[Saved data entries]
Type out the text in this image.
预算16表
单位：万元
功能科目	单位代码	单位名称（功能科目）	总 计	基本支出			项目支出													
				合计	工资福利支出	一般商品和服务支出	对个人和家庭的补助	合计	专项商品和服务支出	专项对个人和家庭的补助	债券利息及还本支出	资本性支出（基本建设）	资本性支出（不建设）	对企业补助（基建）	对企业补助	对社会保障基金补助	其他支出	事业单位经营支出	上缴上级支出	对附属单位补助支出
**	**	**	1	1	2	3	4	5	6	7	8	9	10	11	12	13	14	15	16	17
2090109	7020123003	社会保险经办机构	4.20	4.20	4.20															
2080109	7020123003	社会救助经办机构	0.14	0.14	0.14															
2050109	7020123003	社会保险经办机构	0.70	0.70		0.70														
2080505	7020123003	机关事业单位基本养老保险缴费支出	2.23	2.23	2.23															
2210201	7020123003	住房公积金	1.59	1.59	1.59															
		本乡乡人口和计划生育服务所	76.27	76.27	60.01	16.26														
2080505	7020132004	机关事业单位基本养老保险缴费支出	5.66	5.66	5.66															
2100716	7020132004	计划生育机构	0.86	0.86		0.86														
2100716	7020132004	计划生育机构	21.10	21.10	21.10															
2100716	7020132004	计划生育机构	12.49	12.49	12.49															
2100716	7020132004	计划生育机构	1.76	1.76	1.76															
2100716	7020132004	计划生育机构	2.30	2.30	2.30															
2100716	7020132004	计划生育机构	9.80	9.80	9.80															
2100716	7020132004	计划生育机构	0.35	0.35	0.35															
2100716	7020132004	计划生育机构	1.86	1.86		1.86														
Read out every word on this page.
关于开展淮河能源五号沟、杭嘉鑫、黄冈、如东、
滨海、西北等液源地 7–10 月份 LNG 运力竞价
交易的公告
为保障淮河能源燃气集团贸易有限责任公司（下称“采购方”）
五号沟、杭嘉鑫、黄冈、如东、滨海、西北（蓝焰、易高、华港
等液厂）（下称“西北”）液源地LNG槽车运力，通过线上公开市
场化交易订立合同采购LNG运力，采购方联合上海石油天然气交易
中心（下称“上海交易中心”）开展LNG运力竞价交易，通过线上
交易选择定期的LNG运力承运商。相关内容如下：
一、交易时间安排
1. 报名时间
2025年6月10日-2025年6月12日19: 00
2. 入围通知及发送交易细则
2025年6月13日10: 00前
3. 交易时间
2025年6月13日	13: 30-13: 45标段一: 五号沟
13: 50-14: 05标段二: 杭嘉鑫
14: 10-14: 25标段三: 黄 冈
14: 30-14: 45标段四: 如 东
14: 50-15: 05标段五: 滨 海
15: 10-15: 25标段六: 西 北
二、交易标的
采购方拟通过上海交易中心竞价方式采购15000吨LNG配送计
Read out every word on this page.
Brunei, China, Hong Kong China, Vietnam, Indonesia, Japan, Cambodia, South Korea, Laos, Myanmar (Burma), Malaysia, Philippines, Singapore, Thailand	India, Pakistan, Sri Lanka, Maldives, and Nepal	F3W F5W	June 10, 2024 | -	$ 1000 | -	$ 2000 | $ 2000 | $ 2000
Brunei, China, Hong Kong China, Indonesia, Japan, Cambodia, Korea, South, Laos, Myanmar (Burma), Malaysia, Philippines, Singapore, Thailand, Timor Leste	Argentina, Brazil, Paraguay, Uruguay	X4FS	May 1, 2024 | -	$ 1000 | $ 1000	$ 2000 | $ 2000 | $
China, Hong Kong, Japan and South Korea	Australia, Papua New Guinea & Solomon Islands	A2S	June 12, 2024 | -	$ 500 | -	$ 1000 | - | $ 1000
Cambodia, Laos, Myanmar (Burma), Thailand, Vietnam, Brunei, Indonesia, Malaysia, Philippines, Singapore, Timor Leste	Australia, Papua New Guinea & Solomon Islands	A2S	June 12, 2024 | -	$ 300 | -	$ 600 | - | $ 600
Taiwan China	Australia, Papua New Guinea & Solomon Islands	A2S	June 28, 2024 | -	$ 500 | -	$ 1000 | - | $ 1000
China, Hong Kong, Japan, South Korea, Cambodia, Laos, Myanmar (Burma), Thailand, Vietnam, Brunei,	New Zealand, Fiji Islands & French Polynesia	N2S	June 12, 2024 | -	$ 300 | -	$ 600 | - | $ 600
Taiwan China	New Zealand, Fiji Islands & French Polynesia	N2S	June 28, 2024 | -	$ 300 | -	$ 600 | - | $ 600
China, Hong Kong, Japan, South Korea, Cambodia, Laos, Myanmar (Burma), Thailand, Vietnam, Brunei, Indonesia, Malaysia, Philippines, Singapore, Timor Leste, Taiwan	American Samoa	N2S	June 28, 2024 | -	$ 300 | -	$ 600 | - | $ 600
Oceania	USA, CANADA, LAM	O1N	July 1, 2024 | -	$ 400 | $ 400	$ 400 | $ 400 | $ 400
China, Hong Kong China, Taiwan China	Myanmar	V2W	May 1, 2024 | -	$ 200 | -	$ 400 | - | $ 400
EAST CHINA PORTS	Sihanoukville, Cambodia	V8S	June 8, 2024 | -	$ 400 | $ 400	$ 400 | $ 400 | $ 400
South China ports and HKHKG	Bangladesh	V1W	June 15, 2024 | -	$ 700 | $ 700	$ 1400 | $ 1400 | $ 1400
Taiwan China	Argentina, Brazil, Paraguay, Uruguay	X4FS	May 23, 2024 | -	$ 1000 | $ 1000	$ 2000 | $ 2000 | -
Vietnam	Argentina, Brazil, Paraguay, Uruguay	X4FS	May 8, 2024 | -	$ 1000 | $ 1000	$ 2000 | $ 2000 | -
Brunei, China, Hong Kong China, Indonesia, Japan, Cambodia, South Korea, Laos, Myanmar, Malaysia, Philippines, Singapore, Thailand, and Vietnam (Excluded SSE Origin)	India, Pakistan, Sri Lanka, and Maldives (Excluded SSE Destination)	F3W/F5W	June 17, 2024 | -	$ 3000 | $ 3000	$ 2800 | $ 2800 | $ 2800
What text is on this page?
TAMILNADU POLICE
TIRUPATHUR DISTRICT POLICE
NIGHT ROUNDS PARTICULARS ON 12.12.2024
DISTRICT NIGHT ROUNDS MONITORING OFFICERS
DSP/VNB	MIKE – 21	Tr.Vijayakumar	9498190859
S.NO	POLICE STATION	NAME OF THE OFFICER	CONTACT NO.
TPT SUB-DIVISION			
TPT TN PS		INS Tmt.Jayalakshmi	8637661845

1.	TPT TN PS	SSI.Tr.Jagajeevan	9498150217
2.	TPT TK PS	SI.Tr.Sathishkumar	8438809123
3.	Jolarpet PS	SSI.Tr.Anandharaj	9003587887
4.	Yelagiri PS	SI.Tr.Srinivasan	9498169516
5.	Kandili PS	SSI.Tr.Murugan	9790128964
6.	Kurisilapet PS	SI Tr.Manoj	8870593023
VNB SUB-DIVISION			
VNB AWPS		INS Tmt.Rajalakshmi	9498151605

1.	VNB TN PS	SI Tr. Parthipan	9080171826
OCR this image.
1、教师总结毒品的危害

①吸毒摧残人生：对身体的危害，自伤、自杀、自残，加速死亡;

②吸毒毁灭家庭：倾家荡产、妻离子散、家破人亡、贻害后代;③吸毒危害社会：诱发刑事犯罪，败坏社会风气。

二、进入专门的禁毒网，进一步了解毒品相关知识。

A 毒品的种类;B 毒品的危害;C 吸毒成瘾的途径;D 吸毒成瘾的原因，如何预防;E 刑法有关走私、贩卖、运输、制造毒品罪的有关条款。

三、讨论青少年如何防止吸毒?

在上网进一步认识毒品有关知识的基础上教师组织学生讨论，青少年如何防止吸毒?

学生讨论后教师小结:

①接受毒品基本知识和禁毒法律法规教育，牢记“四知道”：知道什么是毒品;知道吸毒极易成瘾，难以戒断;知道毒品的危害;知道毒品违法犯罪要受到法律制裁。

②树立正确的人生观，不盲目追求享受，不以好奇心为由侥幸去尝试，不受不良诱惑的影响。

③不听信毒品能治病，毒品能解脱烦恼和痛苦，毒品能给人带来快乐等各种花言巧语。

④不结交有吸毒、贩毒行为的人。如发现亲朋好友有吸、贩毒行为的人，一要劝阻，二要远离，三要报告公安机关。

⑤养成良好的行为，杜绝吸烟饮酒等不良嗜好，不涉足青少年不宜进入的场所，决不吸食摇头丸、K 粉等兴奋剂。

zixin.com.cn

• SHORT TASK: Everything from the line containing "OCR this image." through the final line of the listing, inclusive, must be reproduced exactly; leave out the rest.

• WRITTEN RESPONSE:
OCR this image.
1、教师总结毒品的危害

①吸毒摧残人生：对身体的危害，自伤、自杀、自残，加速死亡;

②吸毒毁灭家庭：倾家荡产、妻离子散、家破人亡、贻害后代;③吸毒危害社会：诱发刑事犯罪，败坏社会风气。

二、进入专门的禁毒网，进一步了解毒品相关知识。

A 毒品的种类;B 毒品的危害;C 吸毒成瘾的途径;D 吸毒成瘾的原因，如何预防;E 刑法有关走私、贩卖、运输、制造毒品罪的有关条款。

三、讨论青少年如何防止吸毒?

在上网进一步认识毒品有关知识的基础上教师组织学生讨论，青少年如何防止吸毒?

学生讨论后教师小结:

①接受毒品基本知识和禁毒法律法规教育，牢记“四知道”：知道什么是毒品;知道吸毒极易成瘾，难以戒断;知道毒品的危害;知道毒品违法犯罪要受到法律制裁。

②树立正确的人生观，不盲目追求享受，不以好奇心为由侥幸去尝试，不受不良诱惑的影响。

③不听信毒品能治病，毒品能解脱烦恼和痛苦，毒品能给人带来快乐等各种花言巧语。

④不结交有吸毒、贩毒行为的人。如发现亲朋好友有吸、贩毒行为的人，一要劝阻，二要远离，三要报告公安机关。

⑤养成良好的行为，杜绝吸烟饮酒等不良嗜好，不涉足青少年不宜进入的场所，决不吸食摇头丸、K 粉等兴奋剂。

zixin.com.cn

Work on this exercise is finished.